EXTRACTED ENTRIES:
------------------------------------
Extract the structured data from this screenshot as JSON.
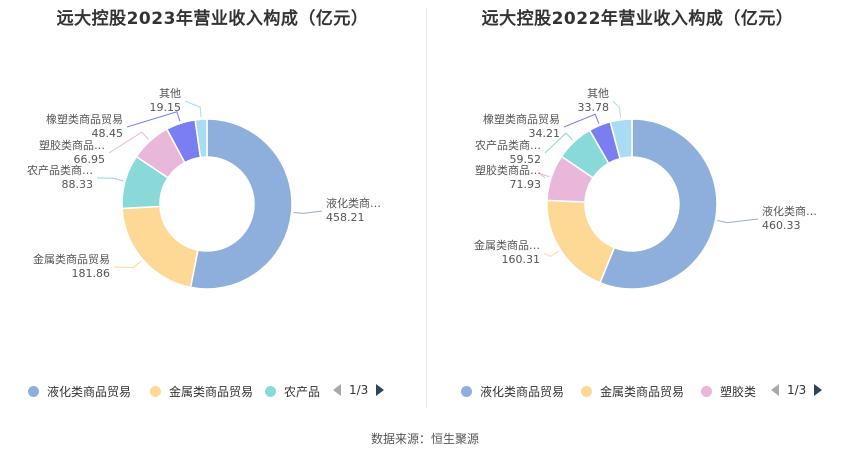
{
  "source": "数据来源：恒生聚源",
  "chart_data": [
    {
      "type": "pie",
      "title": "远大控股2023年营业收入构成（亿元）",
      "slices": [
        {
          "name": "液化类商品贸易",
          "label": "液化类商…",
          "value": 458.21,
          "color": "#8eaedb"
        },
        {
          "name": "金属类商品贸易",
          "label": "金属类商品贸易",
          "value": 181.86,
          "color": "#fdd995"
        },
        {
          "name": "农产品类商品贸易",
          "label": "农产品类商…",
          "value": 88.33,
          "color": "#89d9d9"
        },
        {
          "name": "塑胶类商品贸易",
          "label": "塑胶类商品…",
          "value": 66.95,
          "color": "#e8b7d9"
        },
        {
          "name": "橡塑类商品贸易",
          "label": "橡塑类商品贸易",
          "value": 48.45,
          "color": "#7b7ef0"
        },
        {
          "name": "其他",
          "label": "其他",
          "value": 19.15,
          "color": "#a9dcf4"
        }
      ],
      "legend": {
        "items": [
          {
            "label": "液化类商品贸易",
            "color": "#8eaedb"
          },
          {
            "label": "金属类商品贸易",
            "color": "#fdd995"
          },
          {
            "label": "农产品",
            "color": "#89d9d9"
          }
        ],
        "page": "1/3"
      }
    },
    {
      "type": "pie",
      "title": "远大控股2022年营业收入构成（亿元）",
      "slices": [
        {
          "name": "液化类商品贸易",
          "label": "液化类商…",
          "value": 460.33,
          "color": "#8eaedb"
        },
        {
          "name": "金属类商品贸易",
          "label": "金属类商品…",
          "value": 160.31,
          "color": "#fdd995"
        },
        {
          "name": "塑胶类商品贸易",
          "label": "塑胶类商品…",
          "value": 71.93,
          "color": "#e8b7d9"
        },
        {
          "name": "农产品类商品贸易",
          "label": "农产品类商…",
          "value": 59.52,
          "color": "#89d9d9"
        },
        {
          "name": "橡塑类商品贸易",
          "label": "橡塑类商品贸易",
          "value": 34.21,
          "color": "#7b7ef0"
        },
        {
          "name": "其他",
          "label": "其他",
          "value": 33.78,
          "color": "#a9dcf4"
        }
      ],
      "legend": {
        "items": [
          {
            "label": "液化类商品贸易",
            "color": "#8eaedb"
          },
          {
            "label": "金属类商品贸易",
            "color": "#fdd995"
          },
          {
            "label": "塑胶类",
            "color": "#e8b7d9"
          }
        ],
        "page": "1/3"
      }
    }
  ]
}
------------------------------------
STATED PROBLEM: Show all lines in the entries above where the word "value" appears.

THE RESPONSE:
          "value": 458.21,
          "value": 181.86,
          "value": 88.33,
          "value": 66.95,
          "value": 48.45,
          "value": 19.15,
          "value": 460.33,
          "value": 160.31,
          "value": 71.93,
          "value": 59.52,
          "value": 34.21,
          "value": 33.78,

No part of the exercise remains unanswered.